§ **Tarea 1**:
Según el texto fuente, ¿a qué maderas sigue oliendo Manuel Acosta Bejarano?
§ **Tarea 2**:
Copia del texto fuente el fragmento que va desde "En ese espacio" hasta "nació con él.", ambos incluidos.
==== Texto fuente
Manuel Acosta, escultor insigne de la Orinoquia

Agosto 14 de 2019

El escritor Jaime Fernández Molano le rinde un homenaje con su pluma al escultor Manuel Acosta Bejarano.

Manuel Acosta Bejarano. Fotos: Jaime Fernández Molano y Constantino Castelblanco.



“(…) Recordar una determinada imagen no es sino echar de menos un determinado instante, y las cosas, desgraciadamente son tan fugitivas como los años.”
Marcel Proust
(Por el camino de Swann,)



I

Parece congelado en el tiempo.

Sí. Manuel Acosta Bejarano, el escultor insigne de la Orinoquia colombiana, más conocido como Macosta, es exactamente el mismo que hemos conocido toda la vida. Sigue oliendo a madera (a cedro, a roble y a suaves visos de caoba), habla como en susurros, y conserva perfecta la apariencia de anciano benemérito que tenía desde hace ya cuarenta años.
Y como a un buen maestro, no solo de la escultura sino de la vida misma y de su loca y profunda concepción filosófica, hoy le celebramos su vida, su edad, su estatura; la escondida ternura de su espíritu, y esa rebeldía que mantiene intacta, y que le ha permitido decir siempre lo que se le viene en gana, sin tapujos, con la valentía del que nada debe, del que nada teme; del ser que anda sobre una aureola imaginaria que le hemos tejido sin proponérnoslo, por culpa de esa figura que vemos en él, sin tiempo y sin espacio definidos. Sí. Un ser atemporal, un ser supraespacial, que —insisto— parece congelado en el tiempo.
Y hoy, a ochenta y seis largos años de su primer día, lo encontramos intacto, solo que más lúcido y productivo que nunca. Con un vuelo ya propio, más alto y acompañado del apasible aroma del tiempo bien vivido.
En ese espacio particular que se reserva en el tiempo, llamado recuerdo, surgen los orígenes de su vida y de su obra como una expresión auténtica de nuestro entorno: un campesino que se descolgó temprano de la montaña metense de San Juanito hacia el llano. Carpintero de oficio, que explora y busca y encuentra la magia de la madera como la mejor opción para elevar su espíritu hacia el amplio lenguaje del arte universal, sin más maestros que sus manos y el alma de artista que nació con él.
A través de los años, Macosta —hace ya cuatro décadas— comienza a generar expectativa en los círculos intelectuales y artísticos de su entorno y del país, por la profundidad, la estética y la magnitud de su obra.
Vienen las primeras exposiciones, su salto a galerías de Bogotá y de decenas de ciudades del país.
Mientras sus manos se deslizan sobre el cuerpo cálido de una bailarina, con caricias que convierte en música, y descubre el agujero profundo como un alarido en medio de la gesta de otra de sus obras que decide llamar ‘Por qué a mí’, y encuentra la voz irremplazable de la angustia humana en una serie de maderos que moldea desde su alma, surgen los primeros textos que saludan y festejan su obra.
========
==== Datos proporcionados
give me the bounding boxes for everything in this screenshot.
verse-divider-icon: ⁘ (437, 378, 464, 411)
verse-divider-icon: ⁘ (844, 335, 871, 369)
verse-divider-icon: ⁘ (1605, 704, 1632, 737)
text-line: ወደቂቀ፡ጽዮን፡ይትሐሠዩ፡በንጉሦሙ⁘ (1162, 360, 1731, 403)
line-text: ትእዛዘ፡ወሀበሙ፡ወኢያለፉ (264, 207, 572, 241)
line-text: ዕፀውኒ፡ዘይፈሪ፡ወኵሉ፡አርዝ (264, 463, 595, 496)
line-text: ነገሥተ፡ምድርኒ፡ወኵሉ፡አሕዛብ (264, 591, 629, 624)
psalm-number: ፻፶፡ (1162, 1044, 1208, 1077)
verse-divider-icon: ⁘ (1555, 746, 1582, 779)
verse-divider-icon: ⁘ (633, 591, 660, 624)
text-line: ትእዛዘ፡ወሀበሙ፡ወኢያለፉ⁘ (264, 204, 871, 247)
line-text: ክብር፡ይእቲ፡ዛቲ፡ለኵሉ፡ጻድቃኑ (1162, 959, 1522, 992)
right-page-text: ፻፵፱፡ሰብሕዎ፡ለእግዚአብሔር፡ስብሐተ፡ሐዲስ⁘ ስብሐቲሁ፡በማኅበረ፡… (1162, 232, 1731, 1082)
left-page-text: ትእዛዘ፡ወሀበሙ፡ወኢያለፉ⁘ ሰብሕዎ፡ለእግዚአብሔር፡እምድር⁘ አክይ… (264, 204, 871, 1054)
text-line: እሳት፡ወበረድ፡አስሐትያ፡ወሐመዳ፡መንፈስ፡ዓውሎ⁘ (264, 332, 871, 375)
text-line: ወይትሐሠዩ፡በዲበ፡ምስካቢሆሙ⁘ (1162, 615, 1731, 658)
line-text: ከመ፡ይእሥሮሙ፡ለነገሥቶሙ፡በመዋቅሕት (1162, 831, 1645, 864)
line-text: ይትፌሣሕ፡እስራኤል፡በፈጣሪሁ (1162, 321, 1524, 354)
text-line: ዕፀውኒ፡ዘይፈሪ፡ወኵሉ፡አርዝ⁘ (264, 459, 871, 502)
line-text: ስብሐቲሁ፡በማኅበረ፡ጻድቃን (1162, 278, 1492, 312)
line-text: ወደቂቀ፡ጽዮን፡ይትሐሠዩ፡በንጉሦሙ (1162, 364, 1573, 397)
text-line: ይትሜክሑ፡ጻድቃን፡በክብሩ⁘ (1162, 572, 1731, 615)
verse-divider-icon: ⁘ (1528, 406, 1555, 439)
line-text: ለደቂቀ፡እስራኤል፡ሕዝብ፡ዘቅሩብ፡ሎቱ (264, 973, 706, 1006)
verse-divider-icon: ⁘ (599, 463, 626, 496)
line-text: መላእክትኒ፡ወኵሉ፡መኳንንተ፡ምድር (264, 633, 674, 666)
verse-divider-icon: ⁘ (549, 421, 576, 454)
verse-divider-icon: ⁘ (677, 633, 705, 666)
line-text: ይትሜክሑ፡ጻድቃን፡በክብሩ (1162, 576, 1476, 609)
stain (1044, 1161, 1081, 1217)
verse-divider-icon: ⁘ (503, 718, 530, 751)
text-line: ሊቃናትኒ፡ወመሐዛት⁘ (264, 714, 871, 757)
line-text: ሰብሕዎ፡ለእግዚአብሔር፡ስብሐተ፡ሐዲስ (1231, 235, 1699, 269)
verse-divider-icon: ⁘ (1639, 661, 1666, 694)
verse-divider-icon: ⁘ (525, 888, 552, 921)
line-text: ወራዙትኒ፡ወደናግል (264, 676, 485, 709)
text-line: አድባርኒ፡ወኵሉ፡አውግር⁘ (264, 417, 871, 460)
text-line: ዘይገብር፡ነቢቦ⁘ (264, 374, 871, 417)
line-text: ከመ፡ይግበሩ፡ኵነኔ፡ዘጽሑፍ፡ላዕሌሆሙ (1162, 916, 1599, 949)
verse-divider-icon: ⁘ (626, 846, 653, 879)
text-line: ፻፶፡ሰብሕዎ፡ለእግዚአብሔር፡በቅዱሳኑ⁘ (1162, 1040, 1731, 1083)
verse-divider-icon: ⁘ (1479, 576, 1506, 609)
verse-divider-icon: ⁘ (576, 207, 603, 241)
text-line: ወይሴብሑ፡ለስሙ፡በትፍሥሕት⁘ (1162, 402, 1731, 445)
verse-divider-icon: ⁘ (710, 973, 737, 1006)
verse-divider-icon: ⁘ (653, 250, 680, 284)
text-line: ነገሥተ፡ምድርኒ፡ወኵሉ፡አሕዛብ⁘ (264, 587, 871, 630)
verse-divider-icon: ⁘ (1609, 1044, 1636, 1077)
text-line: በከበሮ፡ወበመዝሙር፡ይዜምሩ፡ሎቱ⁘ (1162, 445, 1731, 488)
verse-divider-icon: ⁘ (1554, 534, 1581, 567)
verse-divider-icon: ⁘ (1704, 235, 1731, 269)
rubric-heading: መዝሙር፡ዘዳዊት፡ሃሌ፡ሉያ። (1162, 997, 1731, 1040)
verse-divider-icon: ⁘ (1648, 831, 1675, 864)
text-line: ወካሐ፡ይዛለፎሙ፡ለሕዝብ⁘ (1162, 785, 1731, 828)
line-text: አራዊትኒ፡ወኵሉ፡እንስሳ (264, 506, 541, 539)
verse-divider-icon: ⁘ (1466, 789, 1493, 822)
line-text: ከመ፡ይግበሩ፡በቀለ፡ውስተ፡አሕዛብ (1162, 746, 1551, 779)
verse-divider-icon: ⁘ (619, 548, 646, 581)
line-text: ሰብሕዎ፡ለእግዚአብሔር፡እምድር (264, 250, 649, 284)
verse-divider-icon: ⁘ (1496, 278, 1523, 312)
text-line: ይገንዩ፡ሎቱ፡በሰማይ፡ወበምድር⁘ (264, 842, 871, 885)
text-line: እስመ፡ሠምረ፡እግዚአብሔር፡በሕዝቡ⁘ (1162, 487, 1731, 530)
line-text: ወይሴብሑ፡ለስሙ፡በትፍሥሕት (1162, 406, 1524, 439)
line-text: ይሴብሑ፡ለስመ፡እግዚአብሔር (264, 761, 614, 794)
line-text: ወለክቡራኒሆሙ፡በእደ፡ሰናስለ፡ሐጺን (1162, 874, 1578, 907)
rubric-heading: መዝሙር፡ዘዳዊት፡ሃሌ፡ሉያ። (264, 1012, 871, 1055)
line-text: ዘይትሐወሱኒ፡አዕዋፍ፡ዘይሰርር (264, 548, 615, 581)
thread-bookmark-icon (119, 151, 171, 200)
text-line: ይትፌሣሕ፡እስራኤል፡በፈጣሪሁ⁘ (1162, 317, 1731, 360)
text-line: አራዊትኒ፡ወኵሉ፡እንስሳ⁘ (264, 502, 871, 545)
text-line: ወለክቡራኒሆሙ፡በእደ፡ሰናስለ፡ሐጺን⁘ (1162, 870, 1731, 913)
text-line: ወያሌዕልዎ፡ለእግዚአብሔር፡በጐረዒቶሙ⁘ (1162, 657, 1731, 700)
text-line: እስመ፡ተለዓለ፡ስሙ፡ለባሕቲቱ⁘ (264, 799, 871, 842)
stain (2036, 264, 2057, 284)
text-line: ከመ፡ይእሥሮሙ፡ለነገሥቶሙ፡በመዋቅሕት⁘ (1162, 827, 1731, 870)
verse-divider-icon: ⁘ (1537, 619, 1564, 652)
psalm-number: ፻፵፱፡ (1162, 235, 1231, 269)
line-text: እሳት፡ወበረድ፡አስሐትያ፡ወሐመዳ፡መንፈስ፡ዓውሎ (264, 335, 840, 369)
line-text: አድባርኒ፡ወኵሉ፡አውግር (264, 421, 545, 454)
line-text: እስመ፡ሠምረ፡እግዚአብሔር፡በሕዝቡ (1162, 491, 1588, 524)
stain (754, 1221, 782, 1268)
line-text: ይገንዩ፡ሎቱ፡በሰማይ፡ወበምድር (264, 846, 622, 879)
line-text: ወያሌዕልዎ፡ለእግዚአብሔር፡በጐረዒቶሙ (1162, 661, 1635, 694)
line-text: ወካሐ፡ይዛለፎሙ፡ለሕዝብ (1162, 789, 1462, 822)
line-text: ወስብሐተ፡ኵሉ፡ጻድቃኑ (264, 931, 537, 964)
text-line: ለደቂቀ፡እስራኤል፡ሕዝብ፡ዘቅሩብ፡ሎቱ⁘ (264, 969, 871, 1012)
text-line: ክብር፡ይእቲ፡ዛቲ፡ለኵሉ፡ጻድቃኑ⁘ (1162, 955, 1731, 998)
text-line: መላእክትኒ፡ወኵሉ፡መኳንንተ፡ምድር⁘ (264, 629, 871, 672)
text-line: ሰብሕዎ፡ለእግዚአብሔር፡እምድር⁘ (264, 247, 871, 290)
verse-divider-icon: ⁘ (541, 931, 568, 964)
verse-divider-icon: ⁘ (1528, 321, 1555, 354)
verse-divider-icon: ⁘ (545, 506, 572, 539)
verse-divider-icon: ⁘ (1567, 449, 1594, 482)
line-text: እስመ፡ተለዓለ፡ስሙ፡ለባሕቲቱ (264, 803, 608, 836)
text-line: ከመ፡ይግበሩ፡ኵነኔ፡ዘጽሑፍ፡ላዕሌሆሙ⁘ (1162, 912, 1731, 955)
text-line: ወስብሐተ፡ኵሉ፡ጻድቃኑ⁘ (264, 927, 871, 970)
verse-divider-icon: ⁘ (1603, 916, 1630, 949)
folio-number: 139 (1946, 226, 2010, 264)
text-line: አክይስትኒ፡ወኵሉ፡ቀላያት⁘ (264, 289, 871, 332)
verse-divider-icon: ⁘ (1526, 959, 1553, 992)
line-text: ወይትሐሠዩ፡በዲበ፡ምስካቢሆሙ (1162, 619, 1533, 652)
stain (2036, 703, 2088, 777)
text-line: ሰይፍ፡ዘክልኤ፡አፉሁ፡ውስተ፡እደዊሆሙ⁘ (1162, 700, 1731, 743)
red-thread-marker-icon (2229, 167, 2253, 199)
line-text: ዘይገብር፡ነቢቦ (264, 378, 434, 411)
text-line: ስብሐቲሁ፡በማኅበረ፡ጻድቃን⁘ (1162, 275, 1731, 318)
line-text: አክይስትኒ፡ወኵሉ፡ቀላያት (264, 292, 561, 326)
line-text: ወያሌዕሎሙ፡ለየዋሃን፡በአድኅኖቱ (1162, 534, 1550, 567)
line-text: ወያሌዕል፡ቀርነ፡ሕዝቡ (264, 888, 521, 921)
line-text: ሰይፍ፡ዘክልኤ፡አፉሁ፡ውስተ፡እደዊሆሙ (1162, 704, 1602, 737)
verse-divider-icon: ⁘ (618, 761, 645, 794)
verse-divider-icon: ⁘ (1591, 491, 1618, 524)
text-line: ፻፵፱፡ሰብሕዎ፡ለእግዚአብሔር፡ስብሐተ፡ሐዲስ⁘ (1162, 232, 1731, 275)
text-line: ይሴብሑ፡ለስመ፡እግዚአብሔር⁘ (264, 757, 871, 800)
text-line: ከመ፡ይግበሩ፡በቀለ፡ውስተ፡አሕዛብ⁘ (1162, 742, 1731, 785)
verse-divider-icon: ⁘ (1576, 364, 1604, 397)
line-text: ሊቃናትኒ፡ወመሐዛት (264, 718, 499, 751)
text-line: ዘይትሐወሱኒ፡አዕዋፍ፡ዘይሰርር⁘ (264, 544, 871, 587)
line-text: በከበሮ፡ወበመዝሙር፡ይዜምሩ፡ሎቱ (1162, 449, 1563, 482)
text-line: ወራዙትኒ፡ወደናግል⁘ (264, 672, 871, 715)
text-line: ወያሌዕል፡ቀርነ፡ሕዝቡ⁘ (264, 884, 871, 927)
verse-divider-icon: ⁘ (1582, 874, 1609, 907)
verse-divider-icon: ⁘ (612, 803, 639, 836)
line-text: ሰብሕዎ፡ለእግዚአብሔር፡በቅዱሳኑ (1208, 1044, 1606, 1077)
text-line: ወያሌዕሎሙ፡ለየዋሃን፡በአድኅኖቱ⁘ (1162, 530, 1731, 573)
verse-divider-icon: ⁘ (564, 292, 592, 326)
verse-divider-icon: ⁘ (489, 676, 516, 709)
========
§ **Respuesta 1**:
A cedro, a roble y a caoba.

§ **Respuesta 2**:
En ese espacio particular que se reserva en el tiempo, llamado recuerdo, surgen los orígenes de su vida y de su obra como una expresión auténtica de nuestro entorno: un campesino que se descolgó temprano de la montaña metense de San Juanito hacia el llano. Carpintero de oficio, que explora y busca y encuentra la magia de la madera como la mejor opción para elevar su espíritu hacia el amplio lenguaje del arte universal, sin más maestros que sus manos y el alma de artista que nació con él.